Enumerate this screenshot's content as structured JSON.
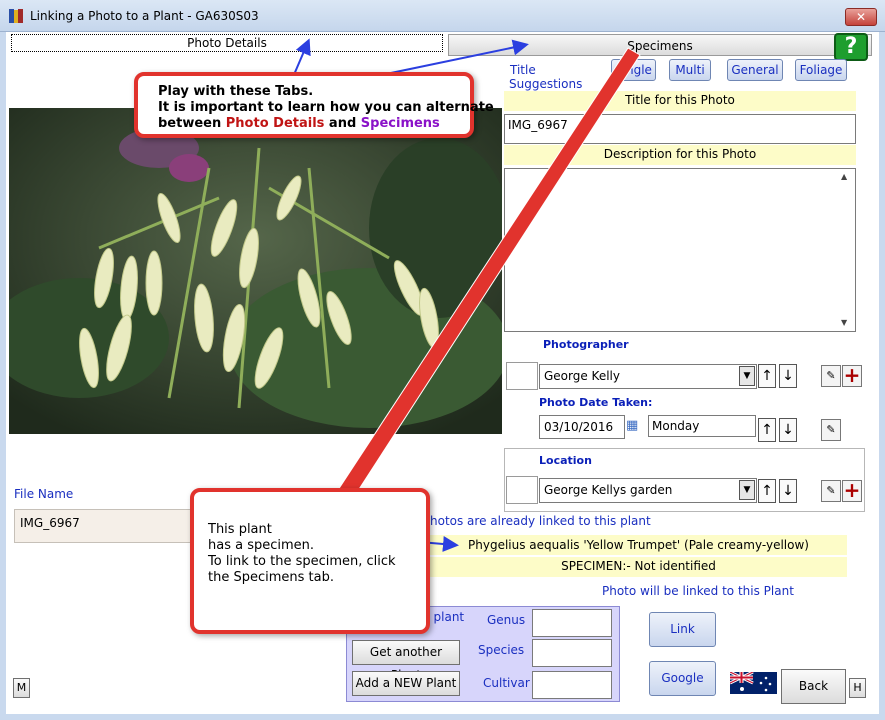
{
  "window": {
    "title": "Linking a Photo to a Plant - GA630S03",
    "close_glyph": "✕"
  },
  "tabs": {
    "photo_details": "Photo Details",
    "specimens": "Specimens"
  },
  "help_glyph": "?",
  "title_suggestions": {
    "label_line1": "Title",
    "label_line2": "Suggestions",
    "buttons": [
      "Single",
      "Multi",
      "General",
      "Foliage"
    ]
  },
  "title_section": {
    "header": "Title for this Photo",
    "value": "IMG_6967"
  },
  "description_section": {
    "header": "Description for this Photo",
    "value": ""
  },
  "photographer": {
    "label": "Photographer",
    "value": "George Kelly"
  },
  "photo_date": {
    "label": "Photo Date Taken:",
    "date": "03/10/2016",
    "day": "Monday"
  },
  "location": {
    "label": "Location",
    "value": "George Kellys garden"
  },
  "file_name": {
    "label": "File Name",
    "value": "IMG_6967"
  },
  "linked_info": {
    "photos_already_linked": "hotos are already linked to this plant",
    "plant_name": "Phygelius aequalis 'Yellow Trumpet' (Pale creamy-yellow)",
    "specimen_status": "SPECIMEN:- Not identified",
    "will_be_linked": "Photo will be linked to this Plant"
  },
  "plant_panel": {
    "title_fragment": "t plant",
    "genus_label": "Genus",
    "species_label": "Species",
    "cultivar_label": "Cultivar",
    "genus_value": "",
    "species_value": "",
    "cultivar_value": "",
    "get_another_label": "Get another Plant",
    "add_new_label": "Add a NEW Plant"
  },
  "action_buttons": {
    "link": "Link",
    "google": "Google",
    "back": "Back",
    "m": "M",
    "h": "H"
  },
  "glyphs": {
    "up": "↑",
    "down": "↓",
    "dropdown": "▼",
    "edit": "✎",
    "plus": "+",
    "scroll_up": "▲",
    "scroll_down": "▼",
    "calendar": "▦"
  },
  "callout_tabs": {
    "line1": "Play with these Tabs.",
    "line2": "It is important to learn how you can alternate",
    "line3_prefix": "between ",
    "line3_red": "Photo Details",
    "line3_mid": " and ",
    "line3_purple": "Specimens"
  },
  "callout_specimen": {
    "line1": "This plant",
    "line2": "has a specimen.",
    "line3": "To link to the specimen, click",
    "line4": "the Specimens tab."
  },
  "colors": {
    "accent_blue": "#1a2fc0",
    "highlight_yellow": "#fdfcc8",
    "callout_red": "#e1332d",
    "panel_lavender": "#d7d5fb"
  }
}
·····
GOAL OF THE EXERCISE:
Find each line that has the word "George", then copy it out.

TASK OUTPUT:
    "value": "George Kelly"
    "value": "George Kellys garden"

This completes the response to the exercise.